● **Request**
Leave the pictures out and transcribe every record exactly.

● **The input**

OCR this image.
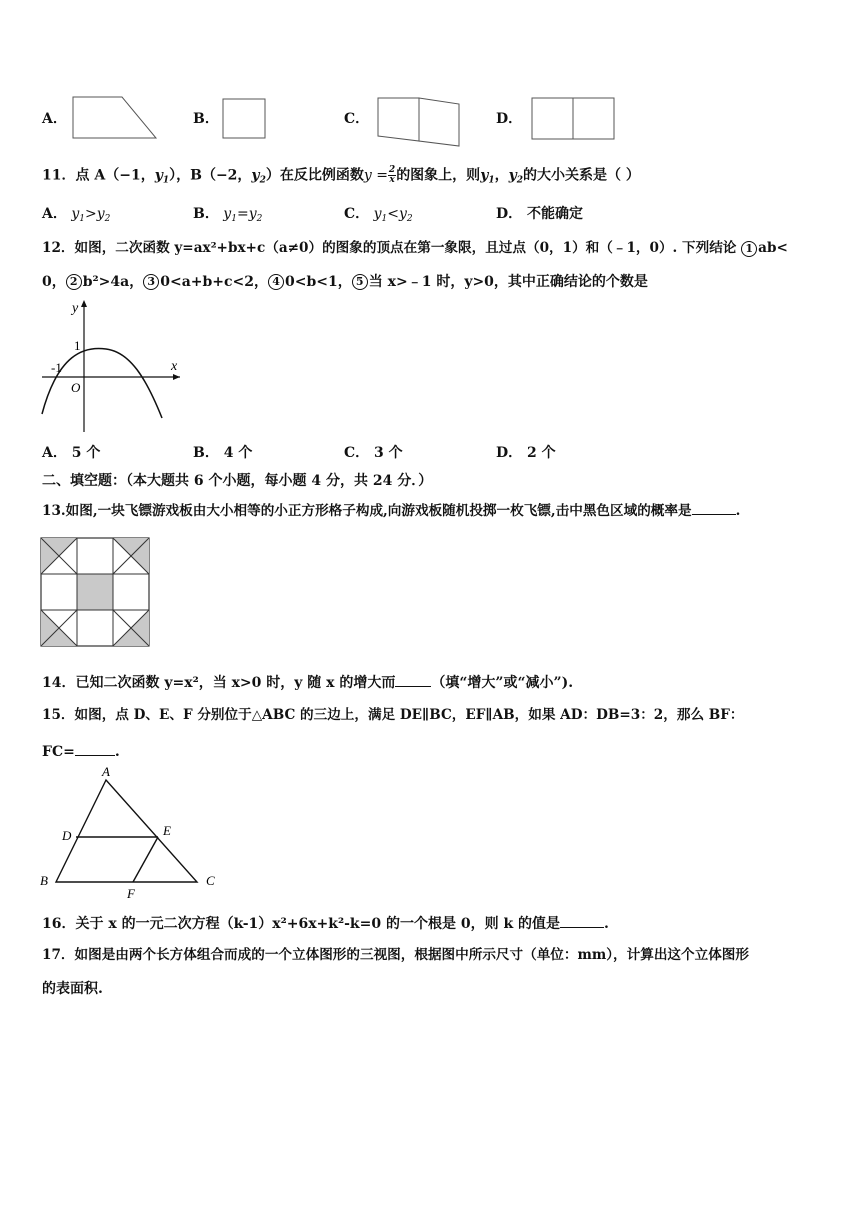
A．	B．	C．	D．
11．点 A（−1，$y_1$），B（−2，$y_2$）在反比例函数$y = \frac{2}{x}$ 的图象上，则$y_1$，$y_2$的大小关系是（ ）
A． $y_1>y_2$	B． $y_1=y_2$	C． $y_1<y_2$	D． 不能确定
12．如图，二次函数 y=ax²+bx+c（a≠0）的图象的顶点在第一象限，且过点（0，1）和（﹣1，0）. 下列结论 1 ab<
0， 2 b²>4a， 3 0<a+b+c<2， 4 0<b<1， 5 当 x>﹣1 时，y>0，其中正确结论的个数是
y
x
1
-1
O
A． 5 个	B． 4 个	C． 3 个	D． 2 个
二、填空题：（本大题共 6 个小题，每小题 4 分，共 24 分．）
13.如图,一块飞镖游戏板由大小相等的小正方形格子构成,向游戏板随机投掷一枚飞镖,击中黑色区域的概率是	.
14．已知二次函数 y=x²，当 x>0 时，y 随 x 的增大而	（填“增大”或“减小”).
15．如图，点 D、E、F 分别位于△ABC 的三边上，满足 DE∥BC，EF∥AB，如果 AD：DB=3：2，那么 BF：
FC=	.
A
B	C
D	E
F
16．关于 x 的一元二次方程（k-1）x²+6x+k²-k=0 的一个根是 0，则 k 的值是	.
17．如图是由两个长方体组合而成的一个立体图形的三视图，根据图中所示尺寸（单位：mm），计算出这个立体图形
的表面积.
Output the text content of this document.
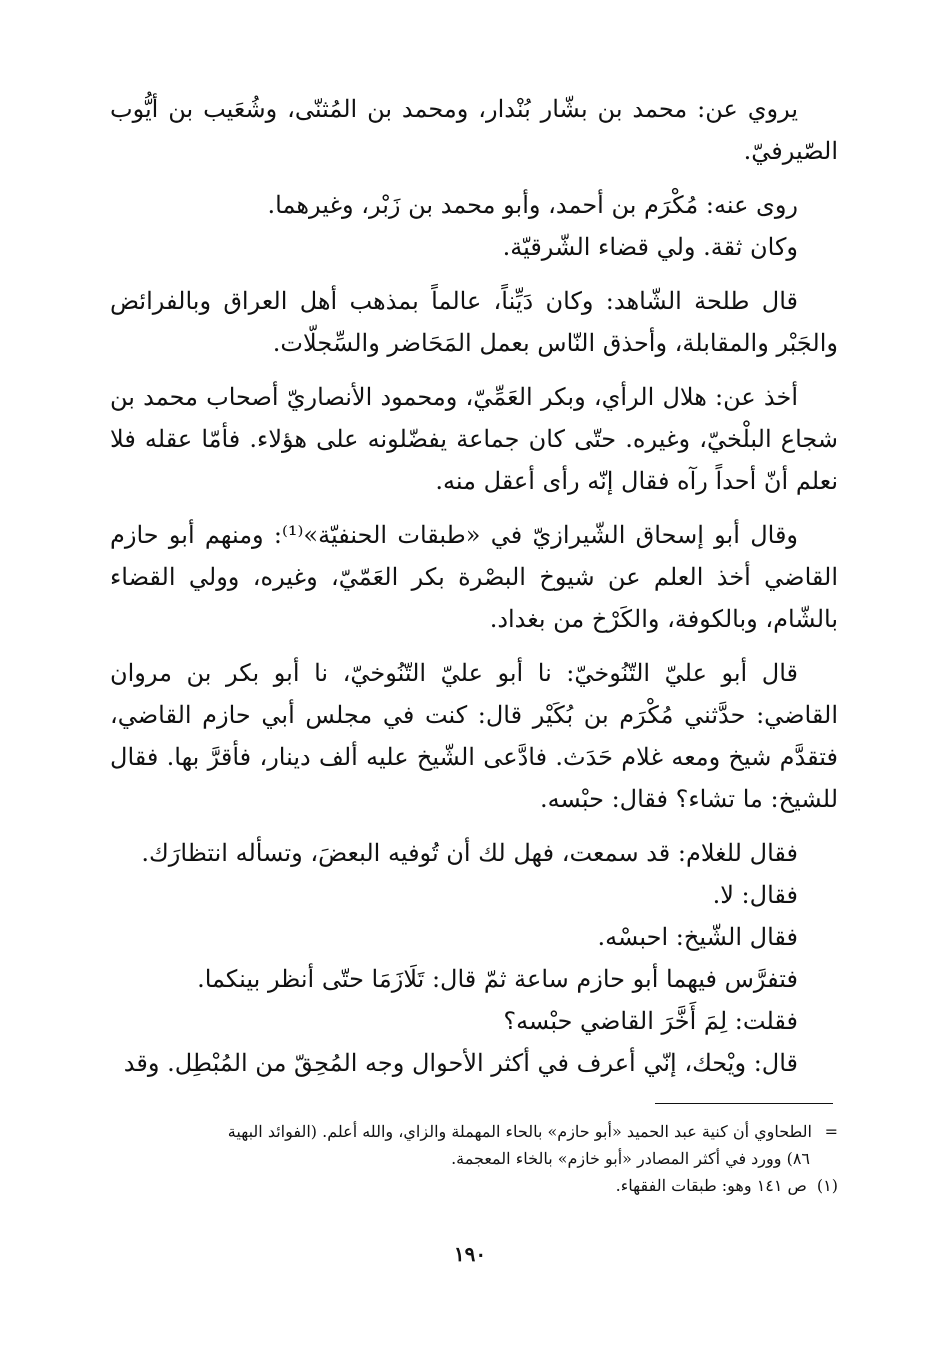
يروي عن: محمد بن بشّار بُنْدار، ومحمد بن المُثنّى، وشُعَيب بن أيُّوب الصّيرفيّ.

روى عنه: مُكْرَم بن أحمد، وأبو محمد بن زَبْر، وغيرهما.

وكان ثقة. ولي قضاء الشّرقيّة.

قال طلحة الشّاهد: وكان دَيِّناً، عالماً بمذهب أهل العراق وبالفرائض والجَبْر والمقابلة، وأحذق النّاس بعمل المَحَاضر والسِّجلّات.

أخذ عن: هلال الرأي، وبكر العَمِّيّ، ومحمود الأنصاريّ أصحاب محمد بن شجاع البلْخيّ، وغيره. حتّى كان جماعة يفضّلونه على هؤلاء. فأمّا عقله فلا نعلم أنّ أحداً رآه فقال إنّه رأى أعقل منه.

وقال أبو إسحاق الشّيرازيّ في «طبقات الحنفيّة»⁽¹⁾: ومنهم أبو حازم القاضي أخذ العلم عن شيوخ البصْرة بكر العَمّيّ، وغيره، وولي القضاء بالشّام، وبالكوفة، والكَرْخ من بغداد.

قال أبو عليّ التّنُوخيّ: نا أبو عليّ التّنُوخيّ، نا أبو بكر بن مروان القاضي: حدَّثني مُكْرَم بن بُكَيْر قال: كنت في مجلس أبي حازم القاضي، فتقدَّم شيخ ومعه غلام حَدَث. فادَّعى الشّيخ عليه ألف دينار، فأقرَّ بها. فقال للشيخ: ما تشاء؟ فقال: حبْسه.

فقال للغلام: قد سمعت، فهل لك أن تُوفيه البعضَ، وتسأله انتظارَك.

فقال: لا.

فقال الشّيخ: احبسْه.

فتفرَّس فيهما أبو حازم ساعة ثمّ قال: تَلَازَمَا حتّى أنظر بينكما.

فقلت: لِمَ أَخَّرَ القاضي حبْسه؟

قال: ويْحك، إنّي أعرف في أكثر الأحوال وجه المُحِقّ من المُبْطِل. وقد

=الطحاوي أن كنية عبد الحميد «أبو حازم» بالحاء المهملة والزاي، والله أعلم. (الفوائد البهية
٨٦) وورد في أكثر المصادر «أبو خازم» بالخاء المعجمة.
(١) ص ١٤١ وهو: طبقات الفقهاء.
١٩٠
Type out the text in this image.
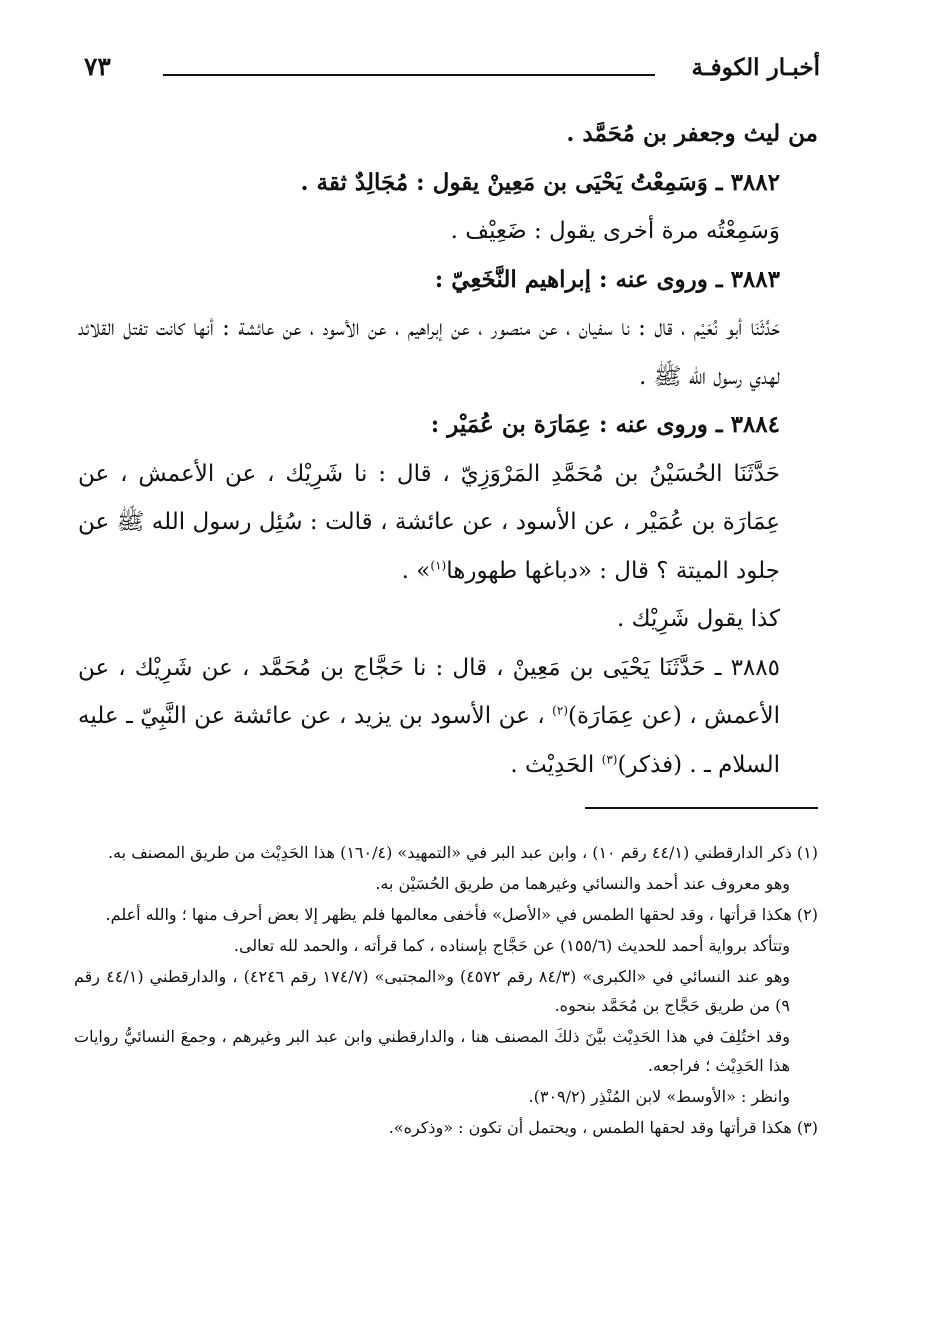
٧٣	أخبـار الكوفـة

من ليث وجعفر بن مُحَمَّد .

٣٨٨٢ ـ وَسَمِعْتُ يَحْيَى بن مَعِينْ يقول : مُجَالِدٌ ثقة .

وَسَمِعْتُه مرة أخرى يقول : ضَعِيْف .

٣٨٨٣ ـ وروى عنه : إبراهيم النَّخَعِيّ :

حَدَّثَنَا أبو نُعَيْم ، قال : نا سفيان ، عن منصور ، عن إبراهيم ، عن الأسود ، عن عائشة : أنها كانت تفتل القلائد لهدي رسول الله ﷺ .

٣٨٨٤ ـ وروى عنه : عِمَارَة بن عُمَيْر :

حَدَّثَنَا الحُسَيْنُ بن مُحَمَّدِ المَرْوَزِيّ ، قال : نا شَرِيْك ، عن الأعمش ، عن عِمَارَة بن عُمَيْر ، عن الأسود ، عن عائشة ، قالت : سُئِل رسول الله ﷺ عن جلود الميتة ؟ قال : «دباغها طهورها$^{(١)}$» .

كذا يقول شَرِيْك .

٣٨٨٥ ـ حَدَّثَنَا يَحْيَى بن مَعِينْ ، قال : نا حَجَّاج بن مُحَمَّد ، عن شَرِيْك ، عن الأعمش ، (عن عِمَارَة)$^{(٢)}$ ، عن الأسود بن يزيد ، عن عائشة عن النَّبِيّ ـ عليه السلام ـ . (فذكر)$^{(٣)}$ الحَدِيْث .

(١) ذكر الدارقطني (٤٤/١ رقم ١٠) ، وابن عبد البر في «التمهيد» (١٦٠/٤) هذا الحَدِيْث من طريق المصنف به.

وهو معروف عند أحمد والنسائي وغيرهما من طريق الحُسَيْن به.

(٢) هكذا قرأتها ، وقد لحقها الطمس في «الأصل» فأخفى معالمها فلم يظهر إلا بعض أحرف منها ؛ والله أعلم.

وتتأكد برواية أحمد للحديث (١٥٥/٦) عن حَجَّاج بإسناده ، كما قرأته ، والحمد لله تعالى.

وهو عند النسائي في «الكبرى» (٨٤/٣ رقم ٤٥٧٢) و«المجتبى» (١٧٤/٧ رقم ٤٢٤٦) ، والدارقطني (٤٤/١ رقم ٩) من طريق حَجَّاج بن مُحَمَّد بنحوه.

وقد اختُلِفَ في هذا الحَدِيْث بيَّنَ ذلكَ المصنف هنا ، والدارقطني وابن عبد البر وغيرهم ، وجمعَ النسائيُّ روايات هذا الحَدِيْث ؛ فراجعه.

وانظر : «الأوسط» لابن المُنْذِر (٣٠٩/٢).

(٣) هكذا قرأتها وقد لحقها الطمس ، ويحتمل أن تكون : «وذكره».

● **Result of the exercise**
OCR this image.
A．	B．	C．	D．
11．点 A（−1，$y_1$），B（−2，$y_2$）在反比例函数$y = \frac{2}{x}$ 的图象上，则$y_1$，$y_2$的大小关系是（ ）
A． $y_1>y_2$	B． $y_1=y_2$	C． $y_1<y_2$	D． 不能确定
12．如图，二次函数 y=ax²+bx+c（a≠0）的图象的顶点在第一象限，且过点（0，1）和（﹣1，0）. 下列结论 1 ab<
0， 2 b²>4a， 3 0<a+b+c<2， 4 0<b<1， 5 当 x>﹣1 时，y>0，其中正确结论的个数是
y
x
1
-1
O
A． 5 个	B． 4 个	C． 3 个	D． 2 个
二、填空题：（本大题共 6 个小题，每小题 4 分，共 24 分．）
13.如图,一块飞镖游戏板由大小相等的小正方形格子构成,向游戏板随机投掷一枚飞镖,击中黑色区域的概率是	.
14．已知二次函数 y=x²，当 x>0 时，y 随 x 的增大而	（填“增大”或“减小”).
15．如图，点 D、E、F 分别位于△ABC 的三边上，满足 DE∥BC，EF∥AB，如果 AD：DB=3：2，那么 BF：
FC=	.
A
B	C
D	E
F
16．关于 x 的一元二次方程（k-1）x²+6x+k²-k=0 的一个根是 0，则 k 的值是	.
17．如图是由两个长方体组合而成的一个立体图形的三视图，根据图中所示尺寸（单位：mm），计算出这个立体图形
的表面积.
Output the text content of this document.
يروي عن: محمد بن بشّار بُنْدار، ومحمد بن المُثنّى، وشُعَيب بن أيُّوب الصّيرفيّ.

روى عنه: مُكْرَم بن أحمد، وأبو محمد بن زَبْر، وغيرهما.

وكان ثقة. ولي قضاء الشّرقيّة.

قال طلحة الشّاهد: وكان دَيِّناً، عالماً بمذهب أهل العراق وبالفرائض والجَبْر والمقابلة، وأحذق النّاس بعمل المَحَاضر والسِّجلّات.

أخذ عن: هلال الرأي، وبكر العَمِّيّ، ومحمود الأنصاريّ أصحاب محمد بن شجاع البلْخيّ، وغيره. حتّى كان جماعة يفضّلونه على هؤلاء. فأمّا عقله فلا نعلم أنّ أحداً رآه فقال إنّه رأى أعقل منه.

وقال أبو إسحاق الشّيرازيّ في «طبقات الحنفيّة»⁽¹⁾: ومنهم أبو حازم القاضي أخذ العلم عن شيوخ البصْرة بكر العَمّيّ، وغيره، وولي القضاء بالشّام، وبالكوفة، والكَرْخ من بغداد.

قال أبو عليّ التّنُوخيّ: نا أبو عليّ التّنُوخيّ، نا أبو بكر بن مروان القاضي: حدَّثني مُكْرَم بن بُكَيْر قال: كنت في مجلس أبي حازم القاضي، فتقدَّم شيخ ومعه غلام حَدَث. فادَّعى الشّيخ عليه ألف دينار، فأقرَّ بها. فقال للشيخ: ما تشاء؟ فقال: حبْسه.

فقال للغلام: قد سمعت، فهل لك أن تُوفيه البعضَ، وتسأله انتظارَك.

فقال: لا.

فقال الشّيخ: احبسْه.

فتفرَّس فيهما أبو حازم ساعة ثمّ قال: تَلَازَمَا حتّى أنظر بينكما.

فقلت: لِمَ أَخَّرَ القاضي حبْسه؟

قال: ويْحك، إنّي أعرف في أكثر الأحوال وجه المُحِقّ من المُبْطِل. وقد

=الطحاوي أن كنية عبد الحميد «أبو حازم» بالحاء المهملة والزاي، والله أعلم. (الفوائد البهية
٨٦) وورد في أكثر المصادر «أبو خازم» بالخاء المعجمة.
(١) ص ١٤١ وهو: طبقات الفقهاء.
١٩٠
Type out the text in this image.
٧٣	أخبـار الكوفـة

من ليث وجعفر بن مُحَمَّد .

٣٨٨٢ ـ وَسَمِعْتُ يَحْيَى بن مَعِينْ يقول : مُجَالِدٌ ثقة .

وَسَمِعْتُه مرة أخرى يقول : ضَعِيْف .

٣٨٨٣ ـ وروى عنه : إبراهيم النَّخَعِيّ :

حَدَّثَنَا أبو نُعَيْم ، قال : نا سفيان ، عن منصور ، عن إبراهيم ، عن الأسود ، عن عائشة : أنها كانت تفتل القلائد لهدي رسول الله ﷺ .

٣٨٨٤ ـ وروى عنه : عِمَارَة بن عُمَيْر :

حَدَّثَنَا الحُسَيْنُ بن مُحَمَّدِ المَرْوَزِيّ ، قال : نا شَرِيْك ، عن الأعمش ، عن عِمَارَة بن عُمَيْر ، عن الأسود ، عن عائشة ، قالت : سُئِل رسول الله ﷺ عن جلود الميتة ؟ قال : «دباغها طهورها$^{(١)}$» .

كذا يقول شَرِيْك .

٣٨٨٥ ـ حَدَّثَنَا يَحْيَى بن مَعِينْ ، قال : نا حَجَّاج بن مُحَمَّد ، عن شَرِيْك ، عن الأعمش ، (عن عِمَارَة)$^{(٢)}$ ، عن الأسود بن يزيد ، عن عائشة عن النَّبِيّ ـ عليه السلام ـ . (فذكر)$^{(٣)}$ الحَدِيْث .

(١) ذكر الدارقطني (٤٤/١ رقم ١٠) ، وابن عبد البر في «التمهيد» (١٦٠/٤) هذا الحَدِيْث من طريق المصنف به.

وهو معروف عند أحمد والنسائي وغيرهما من طريق الحُسَيْن به.

(٢) هكذا قرأتها ، وقد لحقها الطمس في «الأصل» فأخفى معالمها فلم يظهر إلا بعض أحرف منها ؛ والله أعلم.

وتتأكد برواية أحمد للحديث (١٥٥/٦) عن حَجَّاج بإسناده ، كما قرأته ، والحمد لله تعالى.

وهو عند النسائي في «الكبرى» (٨٤/٣ رقم ٤٥٧٢) و«المجتبى» (١٧٤/٧ رقم ٤٢٤٦) ، والدارقطني (٤٤/١ رقم ٩) من طريق حَجَّاج بن مُحَمَّد بنحوه.

وقد اختُلِفَ في هذا الحَدِيْث بيَّنَ ذلكَ المصنف هنا ، والدارقطني وابن عبد البر وغيرهم ، وجمعَ النسائيُّ روايات هذا الحَدِيْث ؛ فراجعه.

وانظر : «الأوسط» لابن المُنْذِر (٣٠٩/٢).

(٣) هكذا قرأتها وقد لحقها الطمس ، ويحتمل أن تكون : «وذكره».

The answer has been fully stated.